Copy out the entries verbatim, from the very first line through the line that holds "row-label: Health text xyxy=(205,327,265,341)", inclusive.

----------------

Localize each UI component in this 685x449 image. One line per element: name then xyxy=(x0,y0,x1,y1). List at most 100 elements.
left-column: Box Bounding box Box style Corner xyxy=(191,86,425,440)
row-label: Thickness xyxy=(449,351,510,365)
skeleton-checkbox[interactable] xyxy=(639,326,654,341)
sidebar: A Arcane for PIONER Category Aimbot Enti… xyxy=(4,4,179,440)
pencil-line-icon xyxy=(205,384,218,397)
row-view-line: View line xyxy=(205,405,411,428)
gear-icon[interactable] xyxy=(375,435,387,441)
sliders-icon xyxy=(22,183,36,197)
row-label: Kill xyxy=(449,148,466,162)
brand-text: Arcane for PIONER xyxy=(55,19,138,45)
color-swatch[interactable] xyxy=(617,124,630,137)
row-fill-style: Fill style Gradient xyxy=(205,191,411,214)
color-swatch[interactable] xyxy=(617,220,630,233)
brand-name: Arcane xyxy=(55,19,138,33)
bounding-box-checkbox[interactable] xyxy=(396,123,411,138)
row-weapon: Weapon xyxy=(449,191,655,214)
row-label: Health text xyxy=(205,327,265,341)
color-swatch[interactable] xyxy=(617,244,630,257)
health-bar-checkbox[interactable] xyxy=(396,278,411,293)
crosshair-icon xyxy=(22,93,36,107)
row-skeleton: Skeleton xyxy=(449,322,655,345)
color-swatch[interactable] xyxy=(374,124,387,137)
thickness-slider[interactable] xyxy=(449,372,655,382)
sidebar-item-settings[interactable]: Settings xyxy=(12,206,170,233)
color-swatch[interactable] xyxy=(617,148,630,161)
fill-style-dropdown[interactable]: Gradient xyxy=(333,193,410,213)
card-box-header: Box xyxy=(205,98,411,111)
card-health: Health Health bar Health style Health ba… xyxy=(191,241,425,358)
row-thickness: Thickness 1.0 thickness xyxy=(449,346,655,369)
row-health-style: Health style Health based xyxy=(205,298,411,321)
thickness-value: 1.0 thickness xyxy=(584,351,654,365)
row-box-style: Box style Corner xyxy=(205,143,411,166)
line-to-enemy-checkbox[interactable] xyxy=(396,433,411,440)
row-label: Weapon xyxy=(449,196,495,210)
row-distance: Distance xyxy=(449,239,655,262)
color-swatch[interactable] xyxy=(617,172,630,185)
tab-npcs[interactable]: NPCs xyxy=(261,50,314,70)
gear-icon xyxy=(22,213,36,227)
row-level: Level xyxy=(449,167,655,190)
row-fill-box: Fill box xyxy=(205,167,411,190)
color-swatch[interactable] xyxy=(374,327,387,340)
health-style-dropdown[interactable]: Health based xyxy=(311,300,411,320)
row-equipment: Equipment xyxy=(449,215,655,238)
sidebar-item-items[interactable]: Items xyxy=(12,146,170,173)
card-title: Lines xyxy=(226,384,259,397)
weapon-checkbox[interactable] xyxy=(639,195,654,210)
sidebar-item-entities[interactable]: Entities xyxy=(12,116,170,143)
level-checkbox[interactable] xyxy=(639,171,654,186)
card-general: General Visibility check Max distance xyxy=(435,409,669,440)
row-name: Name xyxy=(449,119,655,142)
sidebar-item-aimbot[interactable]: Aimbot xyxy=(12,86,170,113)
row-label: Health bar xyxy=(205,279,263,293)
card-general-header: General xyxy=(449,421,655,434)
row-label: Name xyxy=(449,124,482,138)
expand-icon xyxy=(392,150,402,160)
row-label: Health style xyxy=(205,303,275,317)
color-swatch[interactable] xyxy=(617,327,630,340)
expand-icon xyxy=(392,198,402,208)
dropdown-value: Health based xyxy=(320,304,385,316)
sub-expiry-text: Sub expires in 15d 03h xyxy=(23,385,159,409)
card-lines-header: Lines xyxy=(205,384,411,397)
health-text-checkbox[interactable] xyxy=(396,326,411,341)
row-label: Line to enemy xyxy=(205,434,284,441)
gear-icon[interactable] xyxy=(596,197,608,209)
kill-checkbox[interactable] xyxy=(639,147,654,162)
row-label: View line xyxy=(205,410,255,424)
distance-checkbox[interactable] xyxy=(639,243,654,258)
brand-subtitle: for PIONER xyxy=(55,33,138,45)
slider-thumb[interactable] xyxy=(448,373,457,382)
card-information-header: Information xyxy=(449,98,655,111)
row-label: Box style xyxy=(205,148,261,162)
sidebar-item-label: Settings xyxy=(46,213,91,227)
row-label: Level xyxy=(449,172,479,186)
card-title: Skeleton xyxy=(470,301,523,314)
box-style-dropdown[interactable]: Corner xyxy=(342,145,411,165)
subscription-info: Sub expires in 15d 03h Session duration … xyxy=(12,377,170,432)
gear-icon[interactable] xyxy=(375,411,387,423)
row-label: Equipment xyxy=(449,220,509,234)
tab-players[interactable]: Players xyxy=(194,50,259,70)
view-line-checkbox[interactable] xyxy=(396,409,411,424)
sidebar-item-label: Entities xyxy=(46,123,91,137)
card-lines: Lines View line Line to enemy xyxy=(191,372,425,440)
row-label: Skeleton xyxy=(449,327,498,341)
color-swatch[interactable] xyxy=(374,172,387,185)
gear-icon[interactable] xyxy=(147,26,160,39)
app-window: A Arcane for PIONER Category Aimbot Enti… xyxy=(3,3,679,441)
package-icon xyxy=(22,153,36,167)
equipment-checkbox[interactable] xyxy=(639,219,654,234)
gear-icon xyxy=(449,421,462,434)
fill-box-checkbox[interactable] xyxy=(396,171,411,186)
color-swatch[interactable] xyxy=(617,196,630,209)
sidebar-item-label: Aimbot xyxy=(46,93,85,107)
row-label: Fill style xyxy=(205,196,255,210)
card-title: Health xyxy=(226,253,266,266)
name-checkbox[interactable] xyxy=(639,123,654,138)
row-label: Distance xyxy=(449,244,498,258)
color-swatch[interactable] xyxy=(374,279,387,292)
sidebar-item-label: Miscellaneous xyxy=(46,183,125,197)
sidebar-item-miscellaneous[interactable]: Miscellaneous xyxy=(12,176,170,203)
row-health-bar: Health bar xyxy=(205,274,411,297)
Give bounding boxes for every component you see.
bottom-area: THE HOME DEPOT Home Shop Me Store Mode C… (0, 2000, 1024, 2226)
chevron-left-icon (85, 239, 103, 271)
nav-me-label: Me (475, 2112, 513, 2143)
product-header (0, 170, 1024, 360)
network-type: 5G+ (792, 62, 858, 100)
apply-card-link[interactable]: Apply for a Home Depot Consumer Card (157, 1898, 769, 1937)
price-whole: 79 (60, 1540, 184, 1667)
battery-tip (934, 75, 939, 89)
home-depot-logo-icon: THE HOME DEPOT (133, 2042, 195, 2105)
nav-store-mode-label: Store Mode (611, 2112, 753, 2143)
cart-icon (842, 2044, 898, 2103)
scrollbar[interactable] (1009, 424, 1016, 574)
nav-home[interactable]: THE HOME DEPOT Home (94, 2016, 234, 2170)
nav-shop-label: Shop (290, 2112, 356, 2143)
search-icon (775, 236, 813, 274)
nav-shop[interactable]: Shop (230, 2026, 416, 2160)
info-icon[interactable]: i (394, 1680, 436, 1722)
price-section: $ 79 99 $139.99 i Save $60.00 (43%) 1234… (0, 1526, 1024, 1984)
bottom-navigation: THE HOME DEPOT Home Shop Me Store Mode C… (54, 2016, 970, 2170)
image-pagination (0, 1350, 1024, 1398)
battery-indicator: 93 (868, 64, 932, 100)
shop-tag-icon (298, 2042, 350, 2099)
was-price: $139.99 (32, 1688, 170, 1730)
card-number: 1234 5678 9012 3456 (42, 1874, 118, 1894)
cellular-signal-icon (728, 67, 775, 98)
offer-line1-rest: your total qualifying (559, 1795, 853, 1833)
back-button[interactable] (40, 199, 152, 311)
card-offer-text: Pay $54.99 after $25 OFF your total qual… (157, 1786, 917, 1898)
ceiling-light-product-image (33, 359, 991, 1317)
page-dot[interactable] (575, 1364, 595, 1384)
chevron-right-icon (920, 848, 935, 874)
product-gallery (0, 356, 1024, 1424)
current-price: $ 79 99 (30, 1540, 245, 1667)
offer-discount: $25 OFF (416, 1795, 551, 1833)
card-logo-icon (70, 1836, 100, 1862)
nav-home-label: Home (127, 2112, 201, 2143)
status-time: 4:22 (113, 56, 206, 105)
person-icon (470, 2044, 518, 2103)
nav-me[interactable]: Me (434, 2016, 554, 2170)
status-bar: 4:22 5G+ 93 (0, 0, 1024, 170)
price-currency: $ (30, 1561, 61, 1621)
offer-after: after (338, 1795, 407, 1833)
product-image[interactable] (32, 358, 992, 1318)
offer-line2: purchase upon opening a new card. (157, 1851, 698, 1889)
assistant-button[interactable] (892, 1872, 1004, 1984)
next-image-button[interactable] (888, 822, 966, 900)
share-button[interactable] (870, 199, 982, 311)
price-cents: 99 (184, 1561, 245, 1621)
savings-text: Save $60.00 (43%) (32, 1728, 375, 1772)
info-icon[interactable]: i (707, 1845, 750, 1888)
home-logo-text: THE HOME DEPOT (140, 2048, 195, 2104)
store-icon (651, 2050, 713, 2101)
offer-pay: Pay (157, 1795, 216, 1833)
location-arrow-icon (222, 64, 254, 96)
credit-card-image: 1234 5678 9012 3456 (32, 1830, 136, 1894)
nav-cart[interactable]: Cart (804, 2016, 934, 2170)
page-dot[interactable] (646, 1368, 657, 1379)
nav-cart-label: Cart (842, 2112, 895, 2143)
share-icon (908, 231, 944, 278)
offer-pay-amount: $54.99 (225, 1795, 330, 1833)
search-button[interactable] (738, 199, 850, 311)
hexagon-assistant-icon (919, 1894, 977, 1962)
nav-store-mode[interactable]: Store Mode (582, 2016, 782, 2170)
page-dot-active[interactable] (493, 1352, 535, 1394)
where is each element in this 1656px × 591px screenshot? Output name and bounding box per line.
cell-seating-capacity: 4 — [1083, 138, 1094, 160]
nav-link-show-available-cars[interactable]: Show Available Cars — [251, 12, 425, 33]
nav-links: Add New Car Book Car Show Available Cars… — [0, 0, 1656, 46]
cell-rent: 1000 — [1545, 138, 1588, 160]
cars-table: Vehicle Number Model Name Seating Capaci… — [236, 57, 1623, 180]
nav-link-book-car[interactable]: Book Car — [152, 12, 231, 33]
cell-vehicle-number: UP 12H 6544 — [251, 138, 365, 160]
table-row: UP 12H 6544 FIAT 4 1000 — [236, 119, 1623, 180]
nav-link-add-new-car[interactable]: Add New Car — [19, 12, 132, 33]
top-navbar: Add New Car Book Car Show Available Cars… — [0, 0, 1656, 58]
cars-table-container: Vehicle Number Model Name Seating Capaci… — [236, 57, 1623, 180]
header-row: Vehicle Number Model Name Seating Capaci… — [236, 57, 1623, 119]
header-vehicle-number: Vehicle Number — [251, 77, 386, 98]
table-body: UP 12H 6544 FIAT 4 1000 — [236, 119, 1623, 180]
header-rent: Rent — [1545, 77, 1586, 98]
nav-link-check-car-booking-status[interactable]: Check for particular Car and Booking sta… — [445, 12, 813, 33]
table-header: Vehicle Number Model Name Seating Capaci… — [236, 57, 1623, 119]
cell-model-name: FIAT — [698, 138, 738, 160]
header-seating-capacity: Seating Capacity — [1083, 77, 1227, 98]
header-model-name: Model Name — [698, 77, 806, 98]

----------------

-- Task output --
Localize each UI component in this 685x449 image. One line per element: name then xyxy=(x0,y0,x1,y1). List at most 100 elements.
left-column: Box Bounding box Box style Corner xyxy=(191,86,425,440)
row-label: Thickness xyxy=(449,351,510,365)
skeleton-checkbox[interactable] xyxy=(639,326,654,341)
sidebar: A Arcane for PIONER Category Aimbot Enti… xyxy=(4,4,179,440)
pencil-line-icon xyxy=(205,384,218,397)
row-view-line: View line xyxy=(205,405,411,428)
gear-icon[interactable] xyxy=(375,435,387,441)
sliders-icon xyxy=(22,183,36,197)
row-label: Kill xyxy=(449,148,466,162)
brand-text: Arcane for PIONER xyxy=(55,19,138,45)
color-swatch[interactable] xyxy=(617,124,630,137)
row-fill-style: Fill style Gradient xyxy=(205,191,411,214)
color-swatch[interactable] xyxy=(617,220,630,233)
brand-name: Arcane xyxy=(55,19,138,33)
bounding-box-checkbox[interactable] xyxy=(396,123,411,138)
row-weapon: Weapon xyxy=(449,191,655,214)
row-label: Health text xyxy=(205,327,265,341)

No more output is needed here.